§ **Information given**
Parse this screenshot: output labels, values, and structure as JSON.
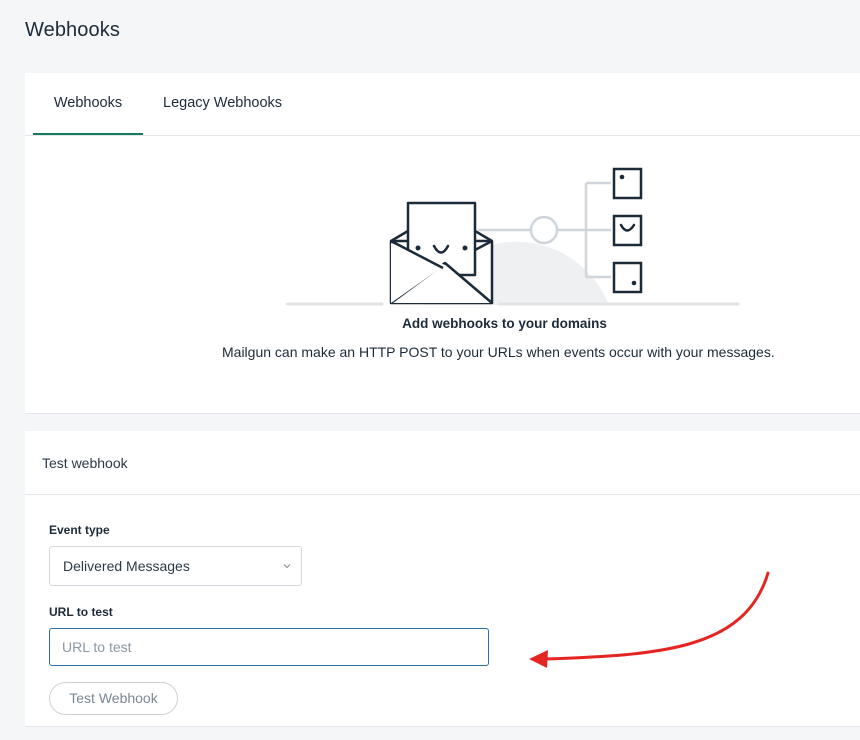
{
  "page": {
    "title": "Webhooks"
  },
  "tabs": [
    {
      "label": "Webhooks",
      "active": true
    },
    {
      "label": "Legacy Webhooks",
      "active": false
    }
  ],
  "empty_state": {
    "title": "Add webhooks to your domains",
    "description": "Mailgun can make an HTTP POST to your URLs when events occur with your messages."
  },
  "test_webhook": {
    "title": "Test webhook",
    "event_type_label": "Event type",
    "event_type_value": "Delivered Messages",
    "url_label": "URL to test",
    "url_placeholder": "URL to test",
    "url_value": "",
    "button_label": "Test Webhook"
  },
  "colors": {
    "accent": "#177a5a",
    "annotation_arrow": "#e52521",
    "input_focus_border": "#2a6fa8"
  },
  "icons": [
    "envelope-smile-icon",
    "checkbox-list-icon",
    "chevron-down-icon",
    "annotation-arrow"
  ]
}
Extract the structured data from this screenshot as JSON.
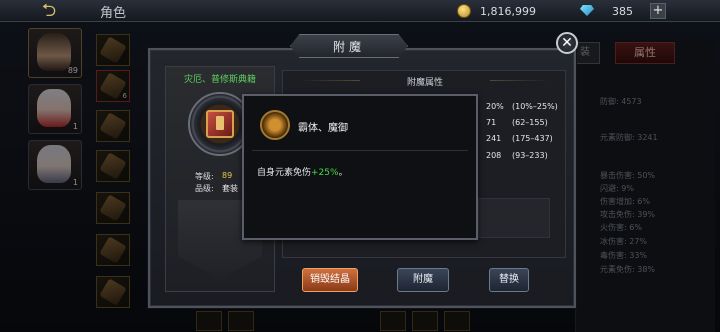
{
  "topbar": {
    "title": "角色",
    "gold": "1,816,999",
    "gems": "385",
    "plus": "+"
  },
  "heroes": [
    {
      "level": "89"
    },
    {
      "level": "1"
    },
    {
      "level": "1"
    }
  ],
  "slots": [
    {
      "count": ""
    },
    {
      "count": "6"
    },
    {
      "count": ""
    },
    {
      "count": ""
    },
    {
      "count": ""
    },
    {
      "count": ""
    },
    {
      "count": ""
    }
  ],
  "right_tabs": {
    "left_label": "装",
    "attr_label": "属性"
  },
  "right_stats": [
    "防御: 4573",
    "元素防御: 3241",
    "暴击伤害: 50%",
    "闪避: 9%",
    "伤害增加: 6%",
    "攻击免伤: 39%",
    "火伤害: 6%",
    "冰伤害: 27%",
    "毒伤害: 33%",
    "元素免伤: 38%"
  ],
  "dialog": {
    "title": "附魔",
    "close": "✕"
  },
  "book": {
    "name": "灾厄、普修斯典籍",
    "level_label": "等级:",
    "level": "89",
    "grade_label": "品级:",
    "grade": "套装"
  },
  "attributes": {
    "header": "附魔属性",
    "rows": [
      {
        "pct": "20%",
        "range": "(10%–25%)"
      },
      {
        "pct": "71",
        "range": "(62–155)"
      },
      {
        "pct": "241",
        "range": "(175–437)"
      },
      {
        "pct": "208",
        "range": "(93–233)"
      }
    ]
  },
  "tooltip": {
    "name": "霸体、魔御",
    "desc_prefix": "自身元素免伤",
    "desc_value": "+25%",
    "desc_suffix": "。"
  },
  "buttons": {
    "destroy": "销毁结晶",
    "enchant": "附魔",
    "replace": "替换"
  }
}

§ **Directions for this task**
Without including any pictures, print all of the material exactly as given.

§ **Exercise solution**
Parse this screenshot: output labels, values, and structure as JSON.
{
  "page": {
    "title": "Webhooks"
  },
  "tabs": [
    {
      "label": "Webhooks",
      "active": true
    },
    {
      "label": "Legacy Webhooks",
      "active": false
    }
  ],
  "empty_state": {
    "title": "Add webhooks to your domains",
    "description": "Mailgun can make an HTTP POST to your URLs when events occur with your messages."
  },
  "test_webhook": {
    "title": "Test webhook",
    "event_type_label": "Event type",
    "event_type_value": "Delivered Messages",
    "url_label": "URL to test",
    "url_placeholder": "URL to test",
    "url_value": "",
    "button_label": "Test Webhook"
  },
  "colors": {
    "accent": "#177a5a",
    "annotation_arrow": "#e52521",
    "input_focus_border": "#2a6fa8"
  },
  "icons": [
    "envelope-smile-icon",
    "checkbox-list-icon",
    "chevron-down-icon",
    "annotation-arrow"
  ]
}
Extract the structured data from this screenshot as JSON.
{
  "topbar": {
    "title": "角色",
    "gold": "1,816,999",
    "gems": "385",
    "plus": "+"
  },
  "heroes": [
    {
      "level": "89"
    },
    {
      "level": "1"
    },
    {
      "level": "1"
    }
  ],
  "slots": [
    {
      "count": ""
    },
    {
      "count": "6"
    },
    {
      "count": ""
    },
    {
      "count": ""
    },
    {
      "count": ""
    },
    {
      "count": ""
    },
    {
      "count": ""
    }
  ],
  "right_tabs": {
    "left_label": "装",
    "attr_label": "属性"
  },
  "right_stats": [
    "防御: 4573",
    "元素防御: 3241",
    "暴击伤害: 50%",
    "闪避: 9%",
    "伤害增加: 6%",
    "攻击免伤: 39%",
    "火伤害: 6%",
    "冰伤害: 27%",
    "毒伤害: 33%",
    "元素免伤: 38%"
  ],
  "dialog": {
    "title": "附魔",
    "close": "✕"
  },
  "book": {
    "name": "灾厄、普修斯典籍",
    "level_label": "等级:",
    "level": "89",
    "grade_label": "品级:",
    "grade": "套装"
  },
  "attributes": {
    "header": "附魔属性",
    "rows": [
      {
        "pct": "20%",
        "range": "(10%–25%)"
      },
      {
        "pct": "71",
        "range": "(62–155)"
      },
      {
        "pct": "241",
        "range": "(175–437)"
      },
      {
        "pct": "208",
        "range": "(93–233)"
      }
    ]
  },
  "tooltip": {
    "name": "霸体、魔御",
    "desc_prefix": "自身元素免伤",
    "desc_value": "+25%",
    "desc_suffix": "。"
  },
  "buttons": {
    "destroy": "销毁结晶",
    "enchant": "附魔",
    "replace": "替换"
  }
}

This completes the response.